TO BE DONE
Copy every one of the following records word for word, with nothing changed, added or left out.

** start of GIVEN DATA **

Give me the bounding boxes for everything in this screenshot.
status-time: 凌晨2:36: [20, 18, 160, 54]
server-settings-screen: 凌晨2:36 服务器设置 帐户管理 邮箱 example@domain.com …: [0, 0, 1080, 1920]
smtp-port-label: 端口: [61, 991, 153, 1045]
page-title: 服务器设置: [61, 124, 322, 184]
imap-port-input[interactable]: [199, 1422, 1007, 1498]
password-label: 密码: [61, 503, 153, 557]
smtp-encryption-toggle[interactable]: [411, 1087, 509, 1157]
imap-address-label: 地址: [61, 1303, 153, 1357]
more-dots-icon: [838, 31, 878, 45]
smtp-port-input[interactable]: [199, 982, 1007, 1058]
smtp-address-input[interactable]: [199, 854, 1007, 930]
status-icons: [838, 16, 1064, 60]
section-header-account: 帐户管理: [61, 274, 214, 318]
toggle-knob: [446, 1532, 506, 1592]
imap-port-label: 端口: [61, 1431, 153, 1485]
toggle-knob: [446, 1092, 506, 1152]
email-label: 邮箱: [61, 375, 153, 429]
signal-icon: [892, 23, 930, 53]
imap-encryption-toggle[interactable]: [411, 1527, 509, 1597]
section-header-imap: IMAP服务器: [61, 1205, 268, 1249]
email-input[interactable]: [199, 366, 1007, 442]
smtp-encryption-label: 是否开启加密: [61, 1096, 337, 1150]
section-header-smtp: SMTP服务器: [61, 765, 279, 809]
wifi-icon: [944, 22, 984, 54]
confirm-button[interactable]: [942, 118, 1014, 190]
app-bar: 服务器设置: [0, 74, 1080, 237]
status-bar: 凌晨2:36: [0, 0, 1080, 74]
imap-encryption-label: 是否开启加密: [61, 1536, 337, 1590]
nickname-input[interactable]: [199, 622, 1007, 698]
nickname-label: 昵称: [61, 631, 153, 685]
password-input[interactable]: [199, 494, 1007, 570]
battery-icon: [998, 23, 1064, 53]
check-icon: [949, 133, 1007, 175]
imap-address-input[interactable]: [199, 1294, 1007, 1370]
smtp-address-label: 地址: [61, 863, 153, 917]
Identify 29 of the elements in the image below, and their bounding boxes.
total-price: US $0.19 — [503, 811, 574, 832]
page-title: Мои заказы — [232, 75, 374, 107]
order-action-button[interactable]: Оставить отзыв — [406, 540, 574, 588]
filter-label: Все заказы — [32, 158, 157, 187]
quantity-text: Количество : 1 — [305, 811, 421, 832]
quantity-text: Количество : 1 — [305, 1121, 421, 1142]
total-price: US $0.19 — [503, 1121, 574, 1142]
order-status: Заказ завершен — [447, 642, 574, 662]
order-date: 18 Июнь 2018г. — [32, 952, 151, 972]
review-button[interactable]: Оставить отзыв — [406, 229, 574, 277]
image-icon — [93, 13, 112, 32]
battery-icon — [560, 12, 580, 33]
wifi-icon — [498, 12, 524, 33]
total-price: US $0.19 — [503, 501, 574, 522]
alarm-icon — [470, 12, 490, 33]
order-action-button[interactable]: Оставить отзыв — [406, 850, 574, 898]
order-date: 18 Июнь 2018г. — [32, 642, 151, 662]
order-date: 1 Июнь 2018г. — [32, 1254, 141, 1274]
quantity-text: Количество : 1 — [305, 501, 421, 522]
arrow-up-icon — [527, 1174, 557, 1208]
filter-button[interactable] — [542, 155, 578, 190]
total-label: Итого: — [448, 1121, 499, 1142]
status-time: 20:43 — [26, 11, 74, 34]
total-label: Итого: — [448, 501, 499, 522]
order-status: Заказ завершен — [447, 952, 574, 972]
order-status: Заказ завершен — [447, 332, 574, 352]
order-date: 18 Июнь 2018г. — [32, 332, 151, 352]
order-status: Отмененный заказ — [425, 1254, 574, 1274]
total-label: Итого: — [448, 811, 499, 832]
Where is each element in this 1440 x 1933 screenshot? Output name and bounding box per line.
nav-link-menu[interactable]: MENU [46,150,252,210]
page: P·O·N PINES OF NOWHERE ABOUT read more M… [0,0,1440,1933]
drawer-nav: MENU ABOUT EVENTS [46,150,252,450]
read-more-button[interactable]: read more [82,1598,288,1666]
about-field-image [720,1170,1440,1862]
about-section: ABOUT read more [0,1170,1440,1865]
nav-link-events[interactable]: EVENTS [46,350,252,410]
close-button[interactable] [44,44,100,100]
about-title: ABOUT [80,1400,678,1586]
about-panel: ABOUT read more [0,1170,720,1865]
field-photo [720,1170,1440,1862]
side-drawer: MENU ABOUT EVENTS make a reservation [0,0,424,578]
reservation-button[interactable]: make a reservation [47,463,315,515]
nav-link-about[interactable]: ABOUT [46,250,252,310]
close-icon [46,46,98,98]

** end of GIVEN DATA **

RESPONSE TO THE TASK
Give me the bounding boxes for everything in this screenshot.
status-time: 凌晨2:36: [20, 18, 160, 54]
server-settings-screen: 凌晨2:36 服务器设置 帐户管理 邮箱 example@domain.com …: [0, 0, 1080, 1920]
smtp-port-label: 端口: [61, 991, 153, 1045]
page-title: 服务器设置: [61, 124, 322, 184]
imap-port-input[interactable]: [199, 1422, 1007, 1498]
password-label: 密码: [61, 503, 153, 557]
smtp-encryption-toggle[interactable]: [411, 1087, 509, 1157]
imap-address-label: 地址: [61, 1303, 153, 1357]
more-dots-icon: [838, 31, 878, 45]
smtp-port-input[interactable]: [199, 982, 1007, 1058]
smtp-address-input[interactable]: [199, 854, 1007, 930]
status-icons: [838, 16, 1064, 60]
section-header-account: 帐户管理: [61, 274, 214, 318]
toggle-knob: [446, 1532, 506, 1592]
imap-port-label: 端口: [61, 1431, 153, 1485]
toggle-knob: [446, 1092, 506, 1152]
email-label: 邮箱: [61, 375, 153, 429]
signal-icon: [892, 23, 930, 53]
imap-encryption-toggle[interactable]: [411, 1527, 509, 1597]
section-header-imap: IMAP服务器: [61, 1205, 268, 1249]
email-input[interactable]: [199, 366, 1007, 442]
smtp-encryption-label: 是否开启加密: [61, 1096, 337, 1150]
section-header-smtp: SMTP服务器: [61, 765, 279, 809]
wifi-icon: [944, 22, 984, 54]
confirm-button[interactable]: [942, 118, 1014, 190]
app-bar: 服务器设置: [0, 74, 1080, 237]
status-bar: 凌晨2:36: [0, 0, 1080, 74]
imap-encryption-label: 是否开启加密: [61, 1536, 337, 1590]
nickname-input[interactable]: [199, 622, 1007, 698]
nickname-label: 昵称: [61, 631, 153, 685]
password-input[interactable]: [199, 494, 1007, 570]
battery-icon: [998, 23, 1064, 53]
check-icon: [949, 133, 1007, 175]
imap-address-input[interactable]: [199, 1294, 1007, 1370]
smtp-address-label: 地址: [61, 863, 153, 917]
Identify 29 of the elements in the image below, and their bounding boxes.
total-price: US $0.19 — [503, 811, 574, 832]
page-title: Мои заказы — [232, 75, 374, 107]
order-action-button[interactable]: Оставить отзыв — [406, 540, 574, 588]
filter-label: Все заказы — [32, 158, 157, 187]
quantity-text: Количество : 1 — [305, 811, 421, 832]
quantity-text: Количество : 1 — [305, 1121, 421, 1142]
total-price: US $0.19 — [503, 1121, 574, 1142]
order-status: Заказ завершен — [447, 642, 574, 662]
order-date: 18 Июнь 2018г. — [32, 952, 151, 972]
review-button[interactable]: Оставить отзыв — [406, 229, 574, 277]
image-icon — [93, 13, 112, 32]
battery-icon — [560, 12, 580, 33]
wifi-icon — [498, 12, 524, 33]
total-price: US $0.19 — [503, 501, 574, 522]
alarm-icon — [470, 12, 490, 33]
order-action-button[interactable]: Оставить отзыв — [406, 850, 574, 898]
order-date: 18 Июнь 2018г. — [32, 642, 151, 662]
order-date: 1 Июнь 2018г. — [32, 1254, 141, 1274]
quantity-text: Количество : 1 — [305, 501, 421, 522]
arrow-up-icon — [527, 1174, 557, 1208]
filter-button[interactable] — [542, 155, 578, 190]
total-label: Итого: — [448, 1121, 499, 1142]
status-time: 20:43 — [26, 11, 74, 34]
total-label: Итого: — [448, 501, 499, 522]
order-status: Заказ завершен — [447, 952, 574, 972]
order-status: Заказ завершен — [447, 332, 574, 352]
order-date: 18 Июнь 2018г. — [32, 332, 151, 352]
order-status: Отмененный заказ — [425, 1254, 574, 1274]
total-label: Итого: — [448, 811, 499, 832]
Where is each element in this 1440 x 1933 screenshot? Output name and bounding box per line.
nav-link-menu[interactable]: MENU [46,150,252,210]
page: P·O·N PINES OF NOWHERE ABOUT read more M… [0,0,1440,1933]
drawer-nav: MENU ABOUT EVENTS [46,150,252,450]
read-more-button[interactable]: read more [82,1598,288,1666]
about-field-image [720,1170,1440,1862]
about-section: ABOUT read more [0,1170,1440,1865]
nav-link-events[interactable]: EVENTS [46,350,252,410]
close-button[interactable] [44,44,100,100]
about-title: ABOUT [80,1400,678,1586]
about-panel: ABOUT read more [0,1170,720,1865]
field-photo [720,1170,1440,1862]
side-drawer: MENU ABOUT EVENTS make a reservation [0,0,424,578]
reservation-button[interactable]: make a reservation [47,463,315,515]
nav-link-about[interactable]: ABOUT [46,250,252,310]
close-icon [46,46,98,98]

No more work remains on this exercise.